Gather from the material every line that contains the string "name".

** start EXERCISE INPUTS **

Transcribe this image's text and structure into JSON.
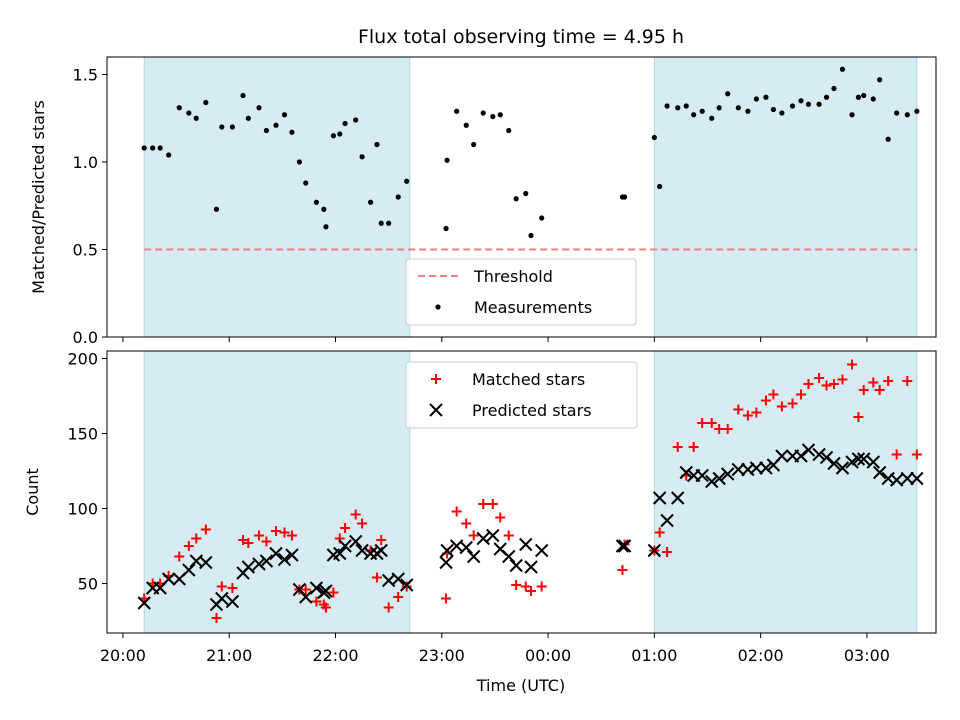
{
  "title": "Flux total observing time = 4.95 h",
  "xlabel": "Time (UTC)",
  "colors": {
    "shade": "#add8e6",
    "threshold": "#f08080",
    "matched": "#ff0000",
    "predicted": "#000000",
    "measurement": "#000000"
  },
  "chart_data": [
    {
      "type": "scatter",
      "panel": "top",
      "ylabel": "Matched/Predicted stars",
      "ylim": [
        0,
        1.6
      ],
      "yticks": [
        "0.0",
        "0.5",
        "1.0",
        "1.5"
      ],
      "ytick_values": [
        0,
        0.5,
        1.0,
        1.5
      ],
      "xlim_hours": [
        19.85,
        27.65
      ],
      "xticks": [
        "20:00",
        "21:00",
        "22:00",
        "23:00",
        "00:00",
        "01:00",
        "02:00",
        "03:00"
      ],
      "xtick_values": [
        20,
        21,
        22,
        23,
        24,
        25,
        26,
        27
      ],
      "shaded_intervals": [
        [
          20.2,
          22.7
        ],
        [
          25.0,
          27.47
        ]
      ],
      "threshold": {
        "label": "Threshold",
        "value": 0.5,
        "x_range": [
          20.2,
          27.47
        ]
      },
      "legend": {
        "placement": "lower center",
        "entries": [
          "Threshold",
          "Measurements"
        ]
      },
      "series": [
        {
          "name": "Measurements",
          "x": [
            20.2,
            20.28,
            20.35,
            20.43,
            20.53,
            20.62,
            20.69,
            20.78,
            20.88,
            20.93,
            21.03,
            21.13,
            21.18,
            21.28,
            21.35,
            21.44,
            21.52,
            21.59,
            21.66,
            21.72,
            21.82,
            21.89,
            21.91,
            21.98,
            22.04,
            22.09,
            22.19,
            22.25,
            22.33,
            22.39,
            22.43,
            22.5,
            22.59,
            22.67,
            23.04,
            23.05,
            23.14,
            23.23,
            23.3,
            23.39,
            23.48,
            23.55,
            23.63,
            23.7,
            23.79,
            23.84,
            23.94,
            24.7,
            24.72,
            25.0,
            25.05,
            25.12,
            25.22,
            25.3,
            25.37,
            25.45,
            25.54,
            25.61,
            25.69,
            25.79,
            25.88,
            25.96,
            26.05,
            26.12,
            26.2,
            26.3,
            26.38,
            26.45,
            26.55,
            26.62,
            26.69,
            26.77,
            26.86,
            26.92,
            26.97,
            27.06,
            27.12,
            27.2,
            27.28,
            27.38,
            27.47
          ],
          "y": [
            1.08,
            1.08,
            1.08,
            1.04,
            1.31,
            1.28,
            1.25,
            1.34,
            0.73,
            1.2,
            1.2,
            1.38,
            1.25,
            1.31,
            1.18,
            1.21,
            1.27,
            1.17,
            1.0,
            0.88,
            0.77,
            0.73,
            0.63,
            1.15,
            1.16,
            1.22,
            1.24,
            1.03,
            0.77,
            1.1,
            0.65,
            0.65,
            0.8,
            0.89,
            0.62,
            1.01,
            1.29,
            1.21,
            1.1,
            1.28,
            1.26,
            1.27,
            1.18,
            0.79,
            0.82,
            0.58,
            0.68,
            0.8,
            0.8,
            1.14,
            0.86,
            1.32,
            1.31,
            1.32,
            1.27,
            1.29,
            1.25,
            1.31,
            1.39,
            1.31,
            1.29,
            1.36,
            1.37,
            1.3,
            1.28,
            1.32,
            1.35,
            1.33,
            1.33,
            1.37,
            1.42,
            1.53,
            1.27,
            1.37,
            1.38,
            1.36,
            1.47,
            1.13,
            1.28,
            1.27,
            1.29
          ]
        }
      ]
    },
    {
      "type": "scatter",
      "panel": "bottom",
      "ylabel": "Count",
      "ylim": [
        17,
        205
      ],
      "yticks": [
        "50",
        "100",
        "150",
        "200"
      ],
      "ytick_values": [
        50,
        100,
        150,
        200
      ],
      "xlim_hours": [
        19.85,
        27.65
      ],
      "xticks": [
        "20:00",
        "21:00",
        "22:00",
        "23:00",
        "00:00",
        "01:00",
        "02:00",
        "03:00"
      ],
      "xtick_values": [
        20,
        21,
        22,
        23,
        24,
        25,
        26,
        27
      ],
      "shaded_intervals": [
        [
          20.2,
          22.7
        ],
        [
          25.0,
          27.47
        ]
      ],
      "legend": {
        "placement": "upper center",
        "entries": [
          "Matched stars",
          "Predicted stars"
        ]
      },
      "series": [
        {
          "name": "Matched stars",
          "marker": "plus",
          "x": [
            20.2,
            20.28,
            20.35,
            20.43,
            20.53,
            20.62,
            20.69,
            20.78,
            20.88,
            20.93,
            21.03,
            21.13,
            21.18,
            21.28,
            21.35,
            21.44,
            21.52,
            21.59,
            21.66,
            21.72,
            21.82,
            21.89,
            21.91,
            21.98,
            22.04,
            22.09,
            22.19,
            22.25,
            22.33,
            22.39,
            22.43,
            22.5,
            22.59,
            22.67,
            23.04,
            23.05,
            23.14,
            23.23,
            23.3,
            23.39,
            23.48,
            23.55,
            23.63,
            23.7,
            23.79,
            23.84,
            23.94,
            24.7,
            24.72,
            25.0,
            25.05,
            25.12,
            25.22,
            25.3,
            25.37,
            25.45,
            25.54,
            25.61,
            25.69,
            25.79,
            25.88,
            25.96,
            26.05,
            26.12,
            26.2,
            26.3,
            26.38,
            26.45,
            26.55,
            26.62,
            26.69,
            26.77,
            26.86,
            26.92,
            26.97,
            27.06,
            27.12,
            27.2,
            27.28,
            27.38,
            27.47
          ],
          "y": [
            40,
            50,
            50,
            55,
            68,
            75,
            80,
            86,
            27,
            48,
            47,
            79,
            77,
            82,
            78,
            85,
            84,
            82,
            46,
            46,
            38,
            36,
            34,
            44,
            80,
            87,
            96,
            90,
            72,
            54,
            79,
            34,
            41,
            48,
            40,
            70,
            98,
            90,
            82,
            103,
            103,
            94,
            82,
            49,
            48,
            45,
            48,
            59,
            76,
            72,
            84,
            71,
            141,
            122,
            141,
            157,
            157,
            153,
            153,
            166,
            162,
            164,
            172,
            176,
            168,
            170,
            176,
            183,
            187,
            182,
            183,
            186,
            196,
            161,
            179,
            184,
            179,
            185,
            136,
            185,
            136
          ]
        },
        {
          "name": "Predicted stars",
          "marker": "x",
          "x": [
            20.2,
            20.28,
            20.35,
            20.43,
            20.53,
            20.62,
            20.69,
            20.78,
            20.88,
            20.93,
            21.03,
            21.13,
            21.18,
            21.28,
            21.35,
            21.44,
            21.52,
            21.59,
            21.66,
            21.72,
            21.82,
            21.89,
            21.91,
            21.98,
            22.04,
            22.09,
            22.19,
            22.25,
            22.33,
            22.39,
            22.43,
            22.5,
            22.59,
            22.67,
            23.04,
            23.05,
            23.14,
            23.23,
            23.3,
            23.39,
            23.48,
            23.55,
            23.63,
            23.7,
            23.79,
            23.84,
            23.94,
            24.7,
            24.72,
            25.0,
            25.05,
            25.12,
            25.22,
            25.3,
            25.37,
            25.45,
            25.54,
            25.61,
            25.69,
            25.79,
            25.88,
            25.96,
            26.05,
            26.12,
            26.2,
            26.3,
            26.38,
            26.45,
            26.55,
            26.62,
            26.69,
            26.77,
            26.86,
            26.92,
            26.97,
            27.06,
            27.12,
            27.2,
            27.28,
            27.38,
            27.47
          ],
          "y": [
            37,
            47,
            47,
            53,
            53,
            59,
            65,
            64,
            36,
            40,
            38,
            57,
            61,
            63,
            65,
            70,
            66,
            69,
            46,
            41,
            47,
            44,
            45,
            69,
            70,
            75,
            78,
            72,
            70,
            70,
            72,
            52,
            53,
            49,
            64,
            72,
            75,
            74,
            68,
            80,
            82,
            73,
            68,
            62,
            76,
            61,
            72,
            75,
            75,
            72,
            107,
            92,
            107,
            124,
            122,
            122,
            118,
            120,
            123,
            126,
            126,
            127,
            127,
            129,
            135,
            135,
            135,
            139,
            136,
            134,
            130,
            127,
            131,
            133,
            133,
            131,
            124,
            120,
            119,
            120,
            120
          ]
        }
      ]
    }
  ]
}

** end EXERCISE INPUTS **

▸ **TASK SOLUTION**:
          "name": "Measurements",
          "name": "Matched stars",
          "name": "Predicted stars",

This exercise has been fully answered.